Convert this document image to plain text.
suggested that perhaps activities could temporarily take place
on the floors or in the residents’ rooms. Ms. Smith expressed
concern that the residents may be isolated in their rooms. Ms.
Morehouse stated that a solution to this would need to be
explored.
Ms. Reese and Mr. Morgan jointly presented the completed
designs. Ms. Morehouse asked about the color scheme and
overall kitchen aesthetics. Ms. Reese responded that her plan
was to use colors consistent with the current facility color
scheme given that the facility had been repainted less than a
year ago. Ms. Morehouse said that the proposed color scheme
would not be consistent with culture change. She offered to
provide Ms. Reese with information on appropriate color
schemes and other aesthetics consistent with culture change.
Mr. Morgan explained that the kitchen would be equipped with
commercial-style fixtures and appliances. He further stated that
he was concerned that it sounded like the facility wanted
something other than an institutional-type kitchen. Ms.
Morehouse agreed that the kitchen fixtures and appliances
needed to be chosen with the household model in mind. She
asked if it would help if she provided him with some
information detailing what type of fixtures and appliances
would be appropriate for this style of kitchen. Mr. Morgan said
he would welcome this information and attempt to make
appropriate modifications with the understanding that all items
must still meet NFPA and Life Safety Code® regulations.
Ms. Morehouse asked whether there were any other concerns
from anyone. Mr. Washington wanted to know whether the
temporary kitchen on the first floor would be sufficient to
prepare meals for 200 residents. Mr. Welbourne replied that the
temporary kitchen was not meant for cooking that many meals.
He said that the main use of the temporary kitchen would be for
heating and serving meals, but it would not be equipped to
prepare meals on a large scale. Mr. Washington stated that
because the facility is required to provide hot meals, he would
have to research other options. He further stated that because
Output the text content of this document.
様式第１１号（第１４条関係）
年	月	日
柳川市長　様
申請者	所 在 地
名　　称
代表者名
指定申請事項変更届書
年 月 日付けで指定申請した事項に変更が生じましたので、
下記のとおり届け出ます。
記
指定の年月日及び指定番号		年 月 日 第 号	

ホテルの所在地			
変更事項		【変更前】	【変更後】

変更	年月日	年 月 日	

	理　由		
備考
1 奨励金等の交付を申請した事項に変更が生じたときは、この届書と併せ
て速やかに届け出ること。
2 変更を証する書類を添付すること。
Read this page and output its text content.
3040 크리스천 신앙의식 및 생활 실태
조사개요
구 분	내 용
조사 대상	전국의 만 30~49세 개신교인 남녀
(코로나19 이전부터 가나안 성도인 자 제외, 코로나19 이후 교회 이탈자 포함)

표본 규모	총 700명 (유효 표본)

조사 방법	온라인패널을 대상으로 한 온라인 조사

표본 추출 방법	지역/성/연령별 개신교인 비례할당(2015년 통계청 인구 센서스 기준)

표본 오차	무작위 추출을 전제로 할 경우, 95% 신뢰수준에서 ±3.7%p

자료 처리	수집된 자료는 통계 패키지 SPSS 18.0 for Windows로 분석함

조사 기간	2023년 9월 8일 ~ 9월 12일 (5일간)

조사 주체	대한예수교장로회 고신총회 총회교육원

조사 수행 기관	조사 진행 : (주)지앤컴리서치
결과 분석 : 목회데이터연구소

+===+

**EXERCISE PROMPT**
The records above must be repeated exactly, every one of them.

**ANSWER TO THE PROBLEM**
Convert this document image to plain text.
suggested that perhaps activities could temporarily take place
on the floors or in the residents’ rooms. Ms. Smith expressed
concern that the residents may be isolated in their rooms. Ms.
Morehouse stated that a solution to this would need to be
explored.
Ms. Reese and Mr. Morgan jointly presented the completed
designs. Ms. Morehouse asked about the color scheme and
overall kitchen aesthetics. Ms. Reese responded that her plan
was to use colors consistent with the current facility color
scheme given that the facility had been repainted less than a
year ago. Ms. Morehouse said that the proposed color scheme
would not be consistent with culture change. She offered to
provide Ms. Reese with information on appropriate color
schemes and other aesthetics consistent with culture change.
Mr. Morgan explained that the kitchen would be equipped with
commercial-style fixtures and appliances. He further stated that
he was concerned that it sounded like the facility wanted
something other than an institutional-type kitchen. Ms.
Morehouse agreed that the kitchen fixtures and appliances
needed to be chosen with the household model in mind. She
asked if it would help if she provided him with some
information detailing what type of fixtures and appliances
would be appropriate for this style of kitchen. Mr. Morgan said
he would welcome this information and attempt to make
appropriate modifications with the understanding that all items
must still meet NFPA and Life Safety Code® regulations.
Ms. Morehouse asked whether there were any other concerns
from anyone. Mr. Washington wanted to know whether the
temporary kitchen on the first floor would be sufficient to
prepare meals for 200 residents. Mr. Welbourne replied that the
temporary kitchen was not meant for cooking that many meals.
He said that the main use of the temporary kitchen would be for
heating and serving meals, but it would not be equipped to
prepare meals on a large scale. Mr. Washington stated that
because the facility is required to provide hot meals, he would
have to research other options. He further stated that because
Output the text content of this document.
様式第１１号（第１４条関係）
年	月	日
柳川市長　様
申請者	所 在 地
名　　称
代表者名
指定申請事項変更届書
年 月 日付けで指定申請した事項に変更が生じましたので、
下記のとおり届け出ます。
記
指定の年月日及び指定番号		年 月 日 第 号	

ホテルの所在地			
変更事項		【変更前】	【変更後】

変更	年月日	年 月 日	

	理　由		
備考
1 奨励金等の交付を申請した事項に変更が生じたときは、この届書と併せ
て速やかに届け出ること。
2 変更を証する書類を添付すること。
Read this page and output its text content.
3040 크리스천 신앙의식 및 생활 실태
조사개요
구 분	내 용
조사 대상	전국의 만 30~49세 개신교인 남녀
(코로나19 이전부터 가나안 성도인 자 제외, 코로나19 이후 교회 이탈자 포함)

표본 규모	총 700명 (유효 표본)

조사 방법	온라인패널을 대상으로 한 온라인 조사

표본 추출 방법	지역/성/연령별 개신교인 비례할당(2015년 통계청 인구 센서스 기준)

표본 오차	무작위 추출을 전제로 할 경우, 95% 신뢰수준에서 ±3.7%p

자료 처리	수집된 자료는 통계 패키지 SPSS 18.0 for Windows로 분석함

조사 기간	2023년 9월 8일 ~ 9월 12일 (5일간)

조사 주체	대한예수교장로회 고신총회 총회교육원

조사 수행 기관	조사 진행 : (주)지앤컴리서치
결과 분석 : 목회데이터연구소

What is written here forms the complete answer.